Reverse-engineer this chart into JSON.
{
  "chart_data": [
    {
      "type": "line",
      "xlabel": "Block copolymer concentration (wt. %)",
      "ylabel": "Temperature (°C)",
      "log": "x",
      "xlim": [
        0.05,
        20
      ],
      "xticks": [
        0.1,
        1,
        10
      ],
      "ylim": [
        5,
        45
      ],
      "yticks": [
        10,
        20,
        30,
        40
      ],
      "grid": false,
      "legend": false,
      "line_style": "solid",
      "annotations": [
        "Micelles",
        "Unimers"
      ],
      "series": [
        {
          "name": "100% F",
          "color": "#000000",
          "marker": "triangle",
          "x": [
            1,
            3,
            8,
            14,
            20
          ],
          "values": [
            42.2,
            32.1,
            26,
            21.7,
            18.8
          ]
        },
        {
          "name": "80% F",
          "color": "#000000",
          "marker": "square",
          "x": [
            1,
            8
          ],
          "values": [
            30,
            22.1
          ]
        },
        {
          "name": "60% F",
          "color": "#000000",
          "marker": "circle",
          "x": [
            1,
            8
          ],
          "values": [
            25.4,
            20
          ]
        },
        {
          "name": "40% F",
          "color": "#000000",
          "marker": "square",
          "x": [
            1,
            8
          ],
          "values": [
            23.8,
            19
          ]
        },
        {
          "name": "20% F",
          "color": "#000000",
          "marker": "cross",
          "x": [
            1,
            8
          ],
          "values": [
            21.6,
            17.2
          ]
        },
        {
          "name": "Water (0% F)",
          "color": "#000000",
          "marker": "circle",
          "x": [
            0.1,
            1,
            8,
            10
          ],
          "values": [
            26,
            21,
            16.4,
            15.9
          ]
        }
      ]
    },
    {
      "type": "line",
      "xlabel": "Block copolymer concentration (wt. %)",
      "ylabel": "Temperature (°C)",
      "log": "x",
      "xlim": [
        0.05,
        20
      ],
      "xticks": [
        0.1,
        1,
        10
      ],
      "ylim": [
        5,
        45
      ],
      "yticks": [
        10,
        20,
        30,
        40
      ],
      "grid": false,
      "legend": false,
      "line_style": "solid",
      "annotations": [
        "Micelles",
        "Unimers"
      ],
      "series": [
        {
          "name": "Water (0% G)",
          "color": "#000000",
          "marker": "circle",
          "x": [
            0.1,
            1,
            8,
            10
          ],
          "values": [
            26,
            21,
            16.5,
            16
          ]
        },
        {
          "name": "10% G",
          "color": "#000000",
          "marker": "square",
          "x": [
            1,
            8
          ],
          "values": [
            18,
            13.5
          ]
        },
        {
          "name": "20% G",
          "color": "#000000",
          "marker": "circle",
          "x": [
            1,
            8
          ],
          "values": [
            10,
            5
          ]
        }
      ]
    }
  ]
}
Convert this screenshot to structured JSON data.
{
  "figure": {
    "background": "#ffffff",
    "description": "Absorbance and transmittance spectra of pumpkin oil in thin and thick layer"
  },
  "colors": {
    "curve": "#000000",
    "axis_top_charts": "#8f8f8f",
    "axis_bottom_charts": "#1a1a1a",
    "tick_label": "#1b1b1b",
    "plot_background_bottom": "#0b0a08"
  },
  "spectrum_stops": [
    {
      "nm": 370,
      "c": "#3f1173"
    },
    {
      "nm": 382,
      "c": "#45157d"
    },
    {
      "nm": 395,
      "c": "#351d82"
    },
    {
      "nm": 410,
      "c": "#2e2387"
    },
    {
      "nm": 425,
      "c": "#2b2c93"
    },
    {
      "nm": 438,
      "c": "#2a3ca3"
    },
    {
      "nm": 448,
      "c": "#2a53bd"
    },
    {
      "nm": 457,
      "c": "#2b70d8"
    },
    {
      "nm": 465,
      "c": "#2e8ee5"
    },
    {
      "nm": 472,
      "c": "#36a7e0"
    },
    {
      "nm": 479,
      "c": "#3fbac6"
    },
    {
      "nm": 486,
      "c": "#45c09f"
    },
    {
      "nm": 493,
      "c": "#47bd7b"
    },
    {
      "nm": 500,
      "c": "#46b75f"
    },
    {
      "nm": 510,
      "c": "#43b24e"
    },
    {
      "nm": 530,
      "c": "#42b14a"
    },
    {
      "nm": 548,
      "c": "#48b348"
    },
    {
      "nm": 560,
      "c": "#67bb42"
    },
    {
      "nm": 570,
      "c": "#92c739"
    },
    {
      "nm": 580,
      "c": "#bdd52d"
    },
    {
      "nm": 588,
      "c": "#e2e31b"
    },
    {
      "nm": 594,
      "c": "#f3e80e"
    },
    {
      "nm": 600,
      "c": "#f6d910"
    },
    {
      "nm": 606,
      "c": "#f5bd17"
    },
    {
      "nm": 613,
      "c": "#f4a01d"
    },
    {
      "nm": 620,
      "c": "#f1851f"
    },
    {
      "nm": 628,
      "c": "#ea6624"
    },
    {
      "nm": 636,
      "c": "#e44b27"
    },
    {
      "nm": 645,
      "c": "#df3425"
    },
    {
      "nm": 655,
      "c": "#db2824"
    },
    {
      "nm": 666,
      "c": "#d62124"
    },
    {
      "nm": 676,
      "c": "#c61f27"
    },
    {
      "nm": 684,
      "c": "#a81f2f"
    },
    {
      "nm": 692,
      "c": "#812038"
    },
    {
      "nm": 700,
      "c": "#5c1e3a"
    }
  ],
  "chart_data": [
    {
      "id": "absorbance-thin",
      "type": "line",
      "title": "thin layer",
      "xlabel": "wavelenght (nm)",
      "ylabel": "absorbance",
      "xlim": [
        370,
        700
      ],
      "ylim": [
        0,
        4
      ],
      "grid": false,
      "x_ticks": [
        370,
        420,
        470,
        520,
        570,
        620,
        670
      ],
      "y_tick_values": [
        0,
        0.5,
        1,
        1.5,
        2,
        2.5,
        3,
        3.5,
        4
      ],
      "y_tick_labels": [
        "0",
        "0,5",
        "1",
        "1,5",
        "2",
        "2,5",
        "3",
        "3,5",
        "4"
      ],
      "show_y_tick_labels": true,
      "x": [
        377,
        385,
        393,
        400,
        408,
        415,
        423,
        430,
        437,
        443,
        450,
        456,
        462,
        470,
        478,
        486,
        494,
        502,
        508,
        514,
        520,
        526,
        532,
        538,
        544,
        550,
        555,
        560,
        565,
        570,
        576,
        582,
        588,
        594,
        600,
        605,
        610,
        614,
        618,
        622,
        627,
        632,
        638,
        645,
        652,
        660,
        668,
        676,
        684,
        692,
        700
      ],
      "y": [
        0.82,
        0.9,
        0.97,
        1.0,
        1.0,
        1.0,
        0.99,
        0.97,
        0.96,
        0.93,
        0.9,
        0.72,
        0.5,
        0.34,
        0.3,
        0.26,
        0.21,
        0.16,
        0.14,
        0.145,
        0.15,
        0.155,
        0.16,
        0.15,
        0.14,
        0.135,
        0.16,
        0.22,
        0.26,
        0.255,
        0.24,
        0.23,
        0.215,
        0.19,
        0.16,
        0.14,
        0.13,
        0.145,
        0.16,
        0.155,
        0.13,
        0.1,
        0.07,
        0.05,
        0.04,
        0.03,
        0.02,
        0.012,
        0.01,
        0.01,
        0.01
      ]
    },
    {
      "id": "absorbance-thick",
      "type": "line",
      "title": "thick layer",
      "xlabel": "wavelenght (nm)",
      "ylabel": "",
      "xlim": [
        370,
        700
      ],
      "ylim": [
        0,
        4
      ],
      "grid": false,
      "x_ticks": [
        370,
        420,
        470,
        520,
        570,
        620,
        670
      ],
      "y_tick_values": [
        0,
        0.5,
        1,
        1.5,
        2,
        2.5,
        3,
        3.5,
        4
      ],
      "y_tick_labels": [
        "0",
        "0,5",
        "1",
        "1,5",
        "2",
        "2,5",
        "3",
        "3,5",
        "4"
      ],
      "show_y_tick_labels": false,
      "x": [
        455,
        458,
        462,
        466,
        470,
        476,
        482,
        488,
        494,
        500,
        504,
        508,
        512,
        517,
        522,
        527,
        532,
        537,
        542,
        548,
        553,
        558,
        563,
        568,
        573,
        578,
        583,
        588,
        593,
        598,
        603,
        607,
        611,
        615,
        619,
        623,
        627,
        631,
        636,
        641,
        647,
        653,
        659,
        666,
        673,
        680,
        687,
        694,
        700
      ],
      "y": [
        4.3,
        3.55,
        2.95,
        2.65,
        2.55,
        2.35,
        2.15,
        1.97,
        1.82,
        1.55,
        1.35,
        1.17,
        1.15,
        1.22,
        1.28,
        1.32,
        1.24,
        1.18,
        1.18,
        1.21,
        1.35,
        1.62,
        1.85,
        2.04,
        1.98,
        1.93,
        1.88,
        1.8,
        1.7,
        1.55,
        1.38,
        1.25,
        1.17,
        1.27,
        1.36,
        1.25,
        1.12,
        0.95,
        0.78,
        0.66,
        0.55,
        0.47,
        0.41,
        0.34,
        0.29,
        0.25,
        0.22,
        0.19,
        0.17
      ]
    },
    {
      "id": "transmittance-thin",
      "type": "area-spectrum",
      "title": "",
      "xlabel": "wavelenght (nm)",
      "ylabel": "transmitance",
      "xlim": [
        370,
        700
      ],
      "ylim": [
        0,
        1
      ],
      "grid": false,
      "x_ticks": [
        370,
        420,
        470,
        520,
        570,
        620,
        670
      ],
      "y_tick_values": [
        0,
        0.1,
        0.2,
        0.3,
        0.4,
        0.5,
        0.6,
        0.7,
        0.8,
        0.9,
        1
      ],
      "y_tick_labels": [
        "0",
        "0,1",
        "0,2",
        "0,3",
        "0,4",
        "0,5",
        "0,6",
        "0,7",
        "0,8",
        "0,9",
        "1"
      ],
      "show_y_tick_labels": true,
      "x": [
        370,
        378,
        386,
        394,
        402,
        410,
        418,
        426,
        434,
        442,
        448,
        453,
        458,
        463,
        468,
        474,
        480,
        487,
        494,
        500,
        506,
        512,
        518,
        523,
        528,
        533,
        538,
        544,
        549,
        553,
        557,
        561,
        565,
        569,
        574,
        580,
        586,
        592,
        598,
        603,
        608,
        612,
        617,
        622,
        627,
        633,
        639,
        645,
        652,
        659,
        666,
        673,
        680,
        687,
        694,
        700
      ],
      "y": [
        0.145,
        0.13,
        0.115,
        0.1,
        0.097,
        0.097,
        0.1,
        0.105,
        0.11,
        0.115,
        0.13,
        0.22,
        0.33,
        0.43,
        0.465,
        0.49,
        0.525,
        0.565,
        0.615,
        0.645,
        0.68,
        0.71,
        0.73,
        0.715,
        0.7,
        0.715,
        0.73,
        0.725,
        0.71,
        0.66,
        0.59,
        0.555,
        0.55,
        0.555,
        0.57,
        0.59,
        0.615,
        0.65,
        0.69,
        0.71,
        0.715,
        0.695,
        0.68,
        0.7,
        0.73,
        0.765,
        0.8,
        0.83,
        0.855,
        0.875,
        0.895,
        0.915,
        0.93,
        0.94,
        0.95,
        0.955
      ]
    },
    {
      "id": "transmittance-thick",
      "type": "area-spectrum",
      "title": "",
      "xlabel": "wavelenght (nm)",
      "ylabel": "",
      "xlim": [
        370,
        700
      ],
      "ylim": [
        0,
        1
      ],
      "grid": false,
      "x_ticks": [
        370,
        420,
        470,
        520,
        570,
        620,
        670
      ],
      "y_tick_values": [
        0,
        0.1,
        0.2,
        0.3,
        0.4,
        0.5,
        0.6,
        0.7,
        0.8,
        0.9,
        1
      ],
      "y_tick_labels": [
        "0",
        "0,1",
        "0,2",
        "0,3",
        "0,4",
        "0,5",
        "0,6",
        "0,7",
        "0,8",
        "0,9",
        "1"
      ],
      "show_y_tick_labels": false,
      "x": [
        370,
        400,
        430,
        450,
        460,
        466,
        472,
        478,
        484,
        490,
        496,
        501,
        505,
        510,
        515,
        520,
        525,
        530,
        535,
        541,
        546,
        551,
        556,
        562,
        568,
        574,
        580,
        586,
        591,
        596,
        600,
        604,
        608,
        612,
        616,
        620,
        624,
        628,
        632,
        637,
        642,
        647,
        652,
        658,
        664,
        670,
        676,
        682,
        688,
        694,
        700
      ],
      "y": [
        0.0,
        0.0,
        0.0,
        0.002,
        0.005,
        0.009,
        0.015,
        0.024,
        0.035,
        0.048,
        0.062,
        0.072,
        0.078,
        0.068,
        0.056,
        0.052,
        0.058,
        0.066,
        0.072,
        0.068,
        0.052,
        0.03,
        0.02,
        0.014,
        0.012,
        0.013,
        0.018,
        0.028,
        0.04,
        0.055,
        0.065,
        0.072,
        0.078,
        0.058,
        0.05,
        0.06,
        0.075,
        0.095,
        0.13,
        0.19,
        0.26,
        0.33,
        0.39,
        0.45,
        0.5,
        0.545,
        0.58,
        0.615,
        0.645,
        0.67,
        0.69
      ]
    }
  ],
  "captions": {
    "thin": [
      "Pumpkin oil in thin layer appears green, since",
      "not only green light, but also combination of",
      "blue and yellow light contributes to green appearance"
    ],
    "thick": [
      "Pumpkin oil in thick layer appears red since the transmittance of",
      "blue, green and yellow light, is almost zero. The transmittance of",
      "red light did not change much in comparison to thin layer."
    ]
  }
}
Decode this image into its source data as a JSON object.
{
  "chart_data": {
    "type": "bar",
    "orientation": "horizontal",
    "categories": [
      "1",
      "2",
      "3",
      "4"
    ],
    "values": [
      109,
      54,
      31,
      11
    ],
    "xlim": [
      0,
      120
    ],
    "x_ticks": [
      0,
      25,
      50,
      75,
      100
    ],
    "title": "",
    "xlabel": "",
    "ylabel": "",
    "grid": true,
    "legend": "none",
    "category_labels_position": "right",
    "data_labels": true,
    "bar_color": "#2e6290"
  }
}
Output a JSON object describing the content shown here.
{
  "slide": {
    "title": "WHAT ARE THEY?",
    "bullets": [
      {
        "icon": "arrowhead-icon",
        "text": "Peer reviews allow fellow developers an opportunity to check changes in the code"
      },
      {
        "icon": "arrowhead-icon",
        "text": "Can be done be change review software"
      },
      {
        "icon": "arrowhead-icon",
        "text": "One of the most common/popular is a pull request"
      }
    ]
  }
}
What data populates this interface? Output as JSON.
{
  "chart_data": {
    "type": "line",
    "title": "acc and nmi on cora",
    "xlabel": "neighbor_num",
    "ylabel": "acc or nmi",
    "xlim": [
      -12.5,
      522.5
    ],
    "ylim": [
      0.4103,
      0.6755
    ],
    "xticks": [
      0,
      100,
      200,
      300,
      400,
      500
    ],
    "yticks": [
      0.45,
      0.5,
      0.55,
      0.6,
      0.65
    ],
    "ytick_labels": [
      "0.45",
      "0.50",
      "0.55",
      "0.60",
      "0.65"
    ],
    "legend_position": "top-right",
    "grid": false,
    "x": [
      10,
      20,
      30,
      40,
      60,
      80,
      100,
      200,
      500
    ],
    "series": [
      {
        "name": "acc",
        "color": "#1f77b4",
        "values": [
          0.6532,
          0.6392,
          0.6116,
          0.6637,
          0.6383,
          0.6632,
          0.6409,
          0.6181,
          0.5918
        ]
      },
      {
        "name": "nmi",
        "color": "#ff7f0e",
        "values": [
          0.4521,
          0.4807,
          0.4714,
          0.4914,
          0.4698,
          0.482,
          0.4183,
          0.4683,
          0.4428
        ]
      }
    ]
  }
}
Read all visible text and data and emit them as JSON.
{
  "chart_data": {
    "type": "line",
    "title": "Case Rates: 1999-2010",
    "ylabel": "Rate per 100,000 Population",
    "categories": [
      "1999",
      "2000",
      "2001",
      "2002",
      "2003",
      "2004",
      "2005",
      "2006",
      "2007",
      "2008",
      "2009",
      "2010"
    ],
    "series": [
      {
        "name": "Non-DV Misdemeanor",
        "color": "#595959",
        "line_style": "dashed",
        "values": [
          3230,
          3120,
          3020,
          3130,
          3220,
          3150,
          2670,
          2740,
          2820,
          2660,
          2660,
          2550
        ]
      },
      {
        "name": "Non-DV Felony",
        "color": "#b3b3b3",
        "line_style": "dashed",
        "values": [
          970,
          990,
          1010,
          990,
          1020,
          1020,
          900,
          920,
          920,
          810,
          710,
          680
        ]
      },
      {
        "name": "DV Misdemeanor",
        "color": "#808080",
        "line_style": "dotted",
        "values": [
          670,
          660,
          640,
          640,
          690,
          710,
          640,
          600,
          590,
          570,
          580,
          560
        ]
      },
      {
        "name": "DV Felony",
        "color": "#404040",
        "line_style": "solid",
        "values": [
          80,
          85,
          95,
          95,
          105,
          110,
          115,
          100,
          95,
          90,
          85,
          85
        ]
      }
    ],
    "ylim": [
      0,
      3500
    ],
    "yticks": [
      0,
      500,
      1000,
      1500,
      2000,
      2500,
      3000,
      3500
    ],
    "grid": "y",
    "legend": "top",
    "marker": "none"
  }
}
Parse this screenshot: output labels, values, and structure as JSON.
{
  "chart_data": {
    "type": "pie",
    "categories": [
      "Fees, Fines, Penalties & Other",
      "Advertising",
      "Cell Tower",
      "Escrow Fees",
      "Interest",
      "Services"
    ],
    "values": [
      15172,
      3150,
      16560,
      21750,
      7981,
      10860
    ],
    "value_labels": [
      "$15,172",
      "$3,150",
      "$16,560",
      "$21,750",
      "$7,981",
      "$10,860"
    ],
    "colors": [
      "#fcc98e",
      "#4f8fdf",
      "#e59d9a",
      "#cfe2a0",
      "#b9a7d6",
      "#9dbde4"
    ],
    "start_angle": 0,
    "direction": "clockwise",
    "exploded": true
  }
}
○ ○ ○ ○ ○
EXERCISE
Give back exactly the lines from the one containing "Parse this screenshot: output" to the end of the material, both ends included.

TASK RESPONSE
Parse this screenshot: output labels, values, and structure as JSON.
{
  "chart_data": {
    "type": "pie",
    "categories": [
      "Fees, Fines, Penalties & Other",
      "Advertising",
      "Cell Tower",
      "Escrow Fees",
      "Interest",
      "Services"
    ],
    "values": [
      15172,
      3150,
      16560,
      21750,
      7981,
      10860
    ],
    "value_labels": [
      "$15,172",
      "$3,150",
      "$16,560",
      "$21,750",
      "$7,981",
      "$10,860"
    ],
    "colors": [
      "#fcc98e",
      "#4f8fdf",
      "#e59d9a",
      "#cfe2a0",
      "#b9a7d6",
      "#9dbde4"
    ],
    "start_angle": 0,
    "direction": "clockwise",
    "exploded": true
  }
}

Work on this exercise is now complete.